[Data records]
+-------+

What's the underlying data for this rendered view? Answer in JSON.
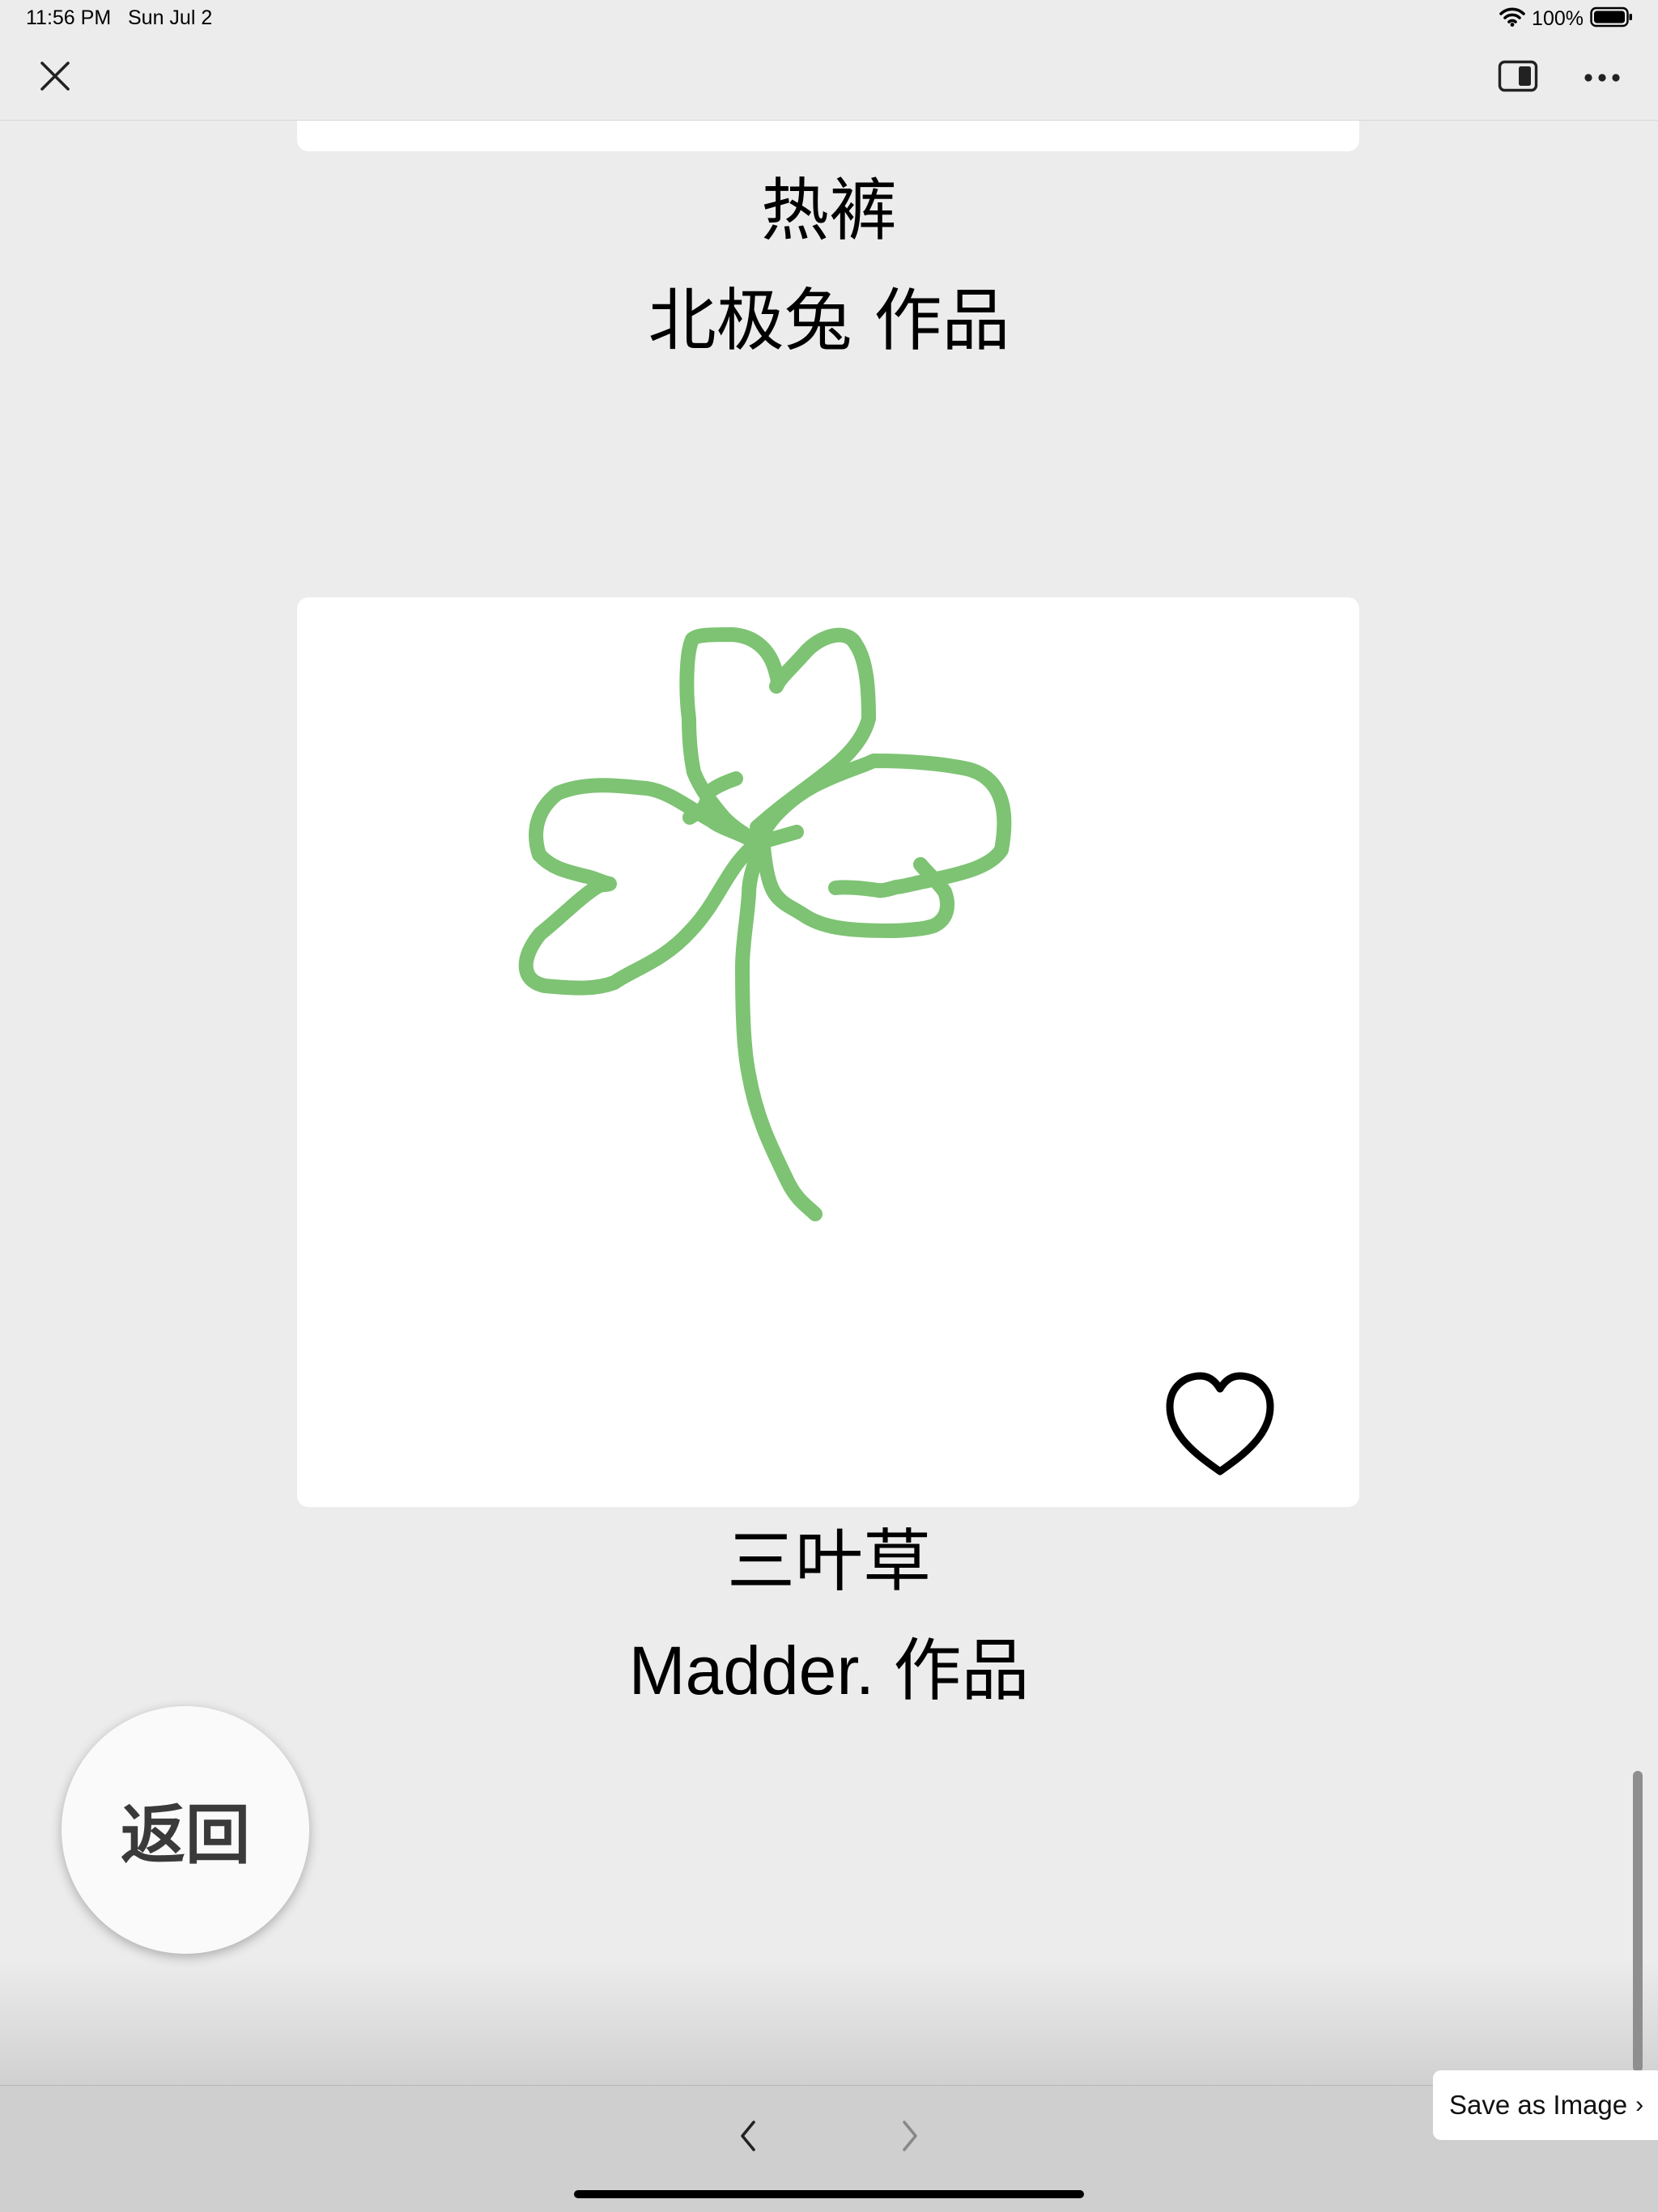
{
  "status_bar": {
    "time": "11:56 PM",
    "date": "Sun Jul 2",
    "battery": "100%",
    "icons": [
      "wifi-icon",
      "battery-icon"
    ]
  },
  "nav": {
    "close_icon": "close-icon",
    "split_view_icon": "split-view-icon",
    "more_icon": "more-icon"
  },
  "artworks": [
    {
      "title": "热裤",
      "author": "北极兔 作品"
    },
    {
      "title": "三叶草",
      "author": "Madder. 作品",
      "drawing": "clover-drawing",
      "stroke_color": "#7dc373"
    }
  ],
  "back_button": {
    "label": "返回"
  },
  "save_as_image": {
    "label": "Save as Image",
    "chevron": "›"
  },
  "toolbar": {
    "back_icon": "chevron-left-icon",
    "forward_icon": "chevron-right-icon"
  }
}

+-------+

SHORT PROBLEM
Write out the listing word for word, omitting the pictures it holds.

TASK RESPONSE
What's the underlying data for this rendered view? Answer in JSON.
{
  "status_bar": {
    "time": "11:56 PM",
    "date": "Sun Jul 2",
    "battery": "100%",
    "icons": [
      "wifi-icon",
      "battery-icon"
    ]
  },
  "nav": {
    "close_icon": "close-icon",
    "split_view_icon": "split-view-icon",
    "more_icon": "more-icon"
  },
  "artworks": [
    {
      "title": "热裤",
      "author": "北极兔 作品"
    },
    {
      "title": "三叶草",
      "author": "Madder. 作品",
      "drawing": "clover-drawing",
      "stroke_color": "#7dc373"
    }
  ],
  "back_button": {
    "label": "返回"
  },
  "save_as_image": {
    "label": "Save as Image",
    "chevron": "›"
  },
  "toolbar": {
    "back_icon": "chevron-left-icon",
    "forward_icon": "chevron-right-icon"
  }
}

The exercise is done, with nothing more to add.